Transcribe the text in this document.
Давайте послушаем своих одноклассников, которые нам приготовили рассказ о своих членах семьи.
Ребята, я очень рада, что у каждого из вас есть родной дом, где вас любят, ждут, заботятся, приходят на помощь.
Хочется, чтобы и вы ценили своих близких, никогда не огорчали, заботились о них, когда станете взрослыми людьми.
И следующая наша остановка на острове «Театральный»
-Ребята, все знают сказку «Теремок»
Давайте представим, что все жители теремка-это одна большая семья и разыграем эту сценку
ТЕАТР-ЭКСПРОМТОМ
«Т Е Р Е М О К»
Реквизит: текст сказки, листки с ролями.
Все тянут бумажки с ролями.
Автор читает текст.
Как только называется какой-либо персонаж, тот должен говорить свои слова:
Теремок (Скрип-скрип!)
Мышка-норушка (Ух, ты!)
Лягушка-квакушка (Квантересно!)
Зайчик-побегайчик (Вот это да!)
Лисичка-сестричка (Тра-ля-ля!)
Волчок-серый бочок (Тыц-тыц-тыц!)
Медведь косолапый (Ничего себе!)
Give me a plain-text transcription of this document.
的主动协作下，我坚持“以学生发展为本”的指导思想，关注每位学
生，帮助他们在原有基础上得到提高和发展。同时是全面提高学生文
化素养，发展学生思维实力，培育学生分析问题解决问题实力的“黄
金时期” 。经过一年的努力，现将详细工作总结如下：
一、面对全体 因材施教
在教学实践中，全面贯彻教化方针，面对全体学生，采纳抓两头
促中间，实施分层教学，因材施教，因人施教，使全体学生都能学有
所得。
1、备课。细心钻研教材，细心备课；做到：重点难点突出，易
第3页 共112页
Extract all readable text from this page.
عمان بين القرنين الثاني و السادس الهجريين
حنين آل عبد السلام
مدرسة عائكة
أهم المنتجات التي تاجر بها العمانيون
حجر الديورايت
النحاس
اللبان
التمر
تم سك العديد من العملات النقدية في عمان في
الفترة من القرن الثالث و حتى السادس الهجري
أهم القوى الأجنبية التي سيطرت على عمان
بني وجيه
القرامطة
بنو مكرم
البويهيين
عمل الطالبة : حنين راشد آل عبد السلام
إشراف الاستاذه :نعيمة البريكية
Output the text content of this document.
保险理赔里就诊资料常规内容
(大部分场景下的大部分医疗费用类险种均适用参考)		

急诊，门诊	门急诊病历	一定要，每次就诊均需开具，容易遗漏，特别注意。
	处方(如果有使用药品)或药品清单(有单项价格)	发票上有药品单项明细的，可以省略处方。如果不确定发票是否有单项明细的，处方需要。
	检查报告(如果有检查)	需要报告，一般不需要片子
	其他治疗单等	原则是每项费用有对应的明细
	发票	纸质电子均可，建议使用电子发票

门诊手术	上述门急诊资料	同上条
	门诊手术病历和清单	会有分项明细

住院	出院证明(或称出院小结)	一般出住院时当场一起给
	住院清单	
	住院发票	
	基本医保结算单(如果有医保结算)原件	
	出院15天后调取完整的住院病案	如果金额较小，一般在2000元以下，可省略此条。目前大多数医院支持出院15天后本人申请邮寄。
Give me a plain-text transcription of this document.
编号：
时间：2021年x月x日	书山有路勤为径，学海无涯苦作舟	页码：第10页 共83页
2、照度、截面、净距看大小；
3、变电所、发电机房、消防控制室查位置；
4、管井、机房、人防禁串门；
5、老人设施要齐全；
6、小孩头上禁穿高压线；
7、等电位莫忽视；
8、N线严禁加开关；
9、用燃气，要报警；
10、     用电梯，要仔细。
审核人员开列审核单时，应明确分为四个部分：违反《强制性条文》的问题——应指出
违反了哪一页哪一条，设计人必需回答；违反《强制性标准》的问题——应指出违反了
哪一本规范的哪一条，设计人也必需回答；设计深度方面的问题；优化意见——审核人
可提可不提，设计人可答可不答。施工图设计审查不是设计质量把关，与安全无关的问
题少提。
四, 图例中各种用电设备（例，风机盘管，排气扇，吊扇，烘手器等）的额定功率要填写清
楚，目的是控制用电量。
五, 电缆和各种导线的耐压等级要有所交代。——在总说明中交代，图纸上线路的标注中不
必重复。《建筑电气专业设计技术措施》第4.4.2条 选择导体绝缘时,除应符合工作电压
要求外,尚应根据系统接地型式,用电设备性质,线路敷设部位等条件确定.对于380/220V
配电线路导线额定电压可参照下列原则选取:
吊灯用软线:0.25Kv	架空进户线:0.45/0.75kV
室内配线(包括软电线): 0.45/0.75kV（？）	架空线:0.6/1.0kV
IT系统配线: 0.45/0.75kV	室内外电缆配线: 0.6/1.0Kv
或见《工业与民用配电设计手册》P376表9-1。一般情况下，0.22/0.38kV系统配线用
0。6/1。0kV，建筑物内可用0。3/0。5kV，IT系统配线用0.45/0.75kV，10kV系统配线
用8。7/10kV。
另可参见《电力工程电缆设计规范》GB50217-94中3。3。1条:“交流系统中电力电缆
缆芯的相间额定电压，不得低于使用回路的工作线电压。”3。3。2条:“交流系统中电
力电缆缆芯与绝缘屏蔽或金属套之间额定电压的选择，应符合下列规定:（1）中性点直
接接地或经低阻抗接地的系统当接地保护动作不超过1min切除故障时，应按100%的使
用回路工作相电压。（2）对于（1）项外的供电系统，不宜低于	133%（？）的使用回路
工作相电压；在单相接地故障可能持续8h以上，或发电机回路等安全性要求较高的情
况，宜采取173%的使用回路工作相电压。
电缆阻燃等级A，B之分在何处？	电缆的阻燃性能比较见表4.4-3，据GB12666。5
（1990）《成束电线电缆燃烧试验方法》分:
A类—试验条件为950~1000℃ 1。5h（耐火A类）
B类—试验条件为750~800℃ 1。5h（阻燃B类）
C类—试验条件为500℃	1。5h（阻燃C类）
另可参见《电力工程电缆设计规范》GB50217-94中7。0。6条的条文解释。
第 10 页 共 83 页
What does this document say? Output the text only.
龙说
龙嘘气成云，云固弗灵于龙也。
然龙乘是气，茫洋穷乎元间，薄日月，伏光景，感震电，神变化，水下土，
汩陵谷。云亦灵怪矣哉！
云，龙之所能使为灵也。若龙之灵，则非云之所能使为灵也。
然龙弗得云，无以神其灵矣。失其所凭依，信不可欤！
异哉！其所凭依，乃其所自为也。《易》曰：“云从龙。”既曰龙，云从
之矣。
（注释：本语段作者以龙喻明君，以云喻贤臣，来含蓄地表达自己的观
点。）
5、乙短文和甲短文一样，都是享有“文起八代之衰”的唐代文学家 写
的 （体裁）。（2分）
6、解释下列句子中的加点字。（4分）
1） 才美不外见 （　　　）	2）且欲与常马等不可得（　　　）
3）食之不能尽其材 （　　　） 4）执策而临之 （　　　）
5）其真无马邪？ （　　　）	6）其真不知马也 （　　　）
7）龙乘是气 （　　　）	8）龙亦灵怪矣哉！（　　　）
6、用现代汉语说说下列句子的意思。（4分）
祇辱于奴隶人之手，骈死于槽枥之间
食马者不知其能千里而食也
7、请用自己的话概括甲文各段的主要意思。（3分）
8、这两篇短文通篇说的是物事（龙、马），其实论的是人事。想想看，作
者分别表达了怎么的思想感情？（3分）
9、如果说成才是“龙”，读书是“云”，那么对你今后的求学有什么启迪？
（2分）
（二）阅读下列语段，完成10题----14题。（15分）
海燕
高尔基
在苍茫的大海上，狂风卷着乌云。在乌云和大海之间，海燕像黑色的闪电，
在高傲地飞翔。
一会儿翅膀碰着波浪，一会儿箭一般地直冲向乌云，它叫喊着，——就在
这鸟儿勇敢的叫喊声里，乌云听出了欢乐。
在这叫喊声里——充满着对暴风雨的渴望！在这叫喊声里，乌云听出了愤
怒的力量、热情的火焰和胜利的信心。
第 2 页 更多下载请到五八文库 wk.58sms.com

——————————

» **Written problem**: Pull out every line containing "另可参见".

» **Full response**:
另可参见《电力工程电缆设计规范》GB50217-94中3。3。1条:“交流系统中电力电缆
另可参见《电力工程电缆设计规范》GB50217-94中7。0。6条的条文解释。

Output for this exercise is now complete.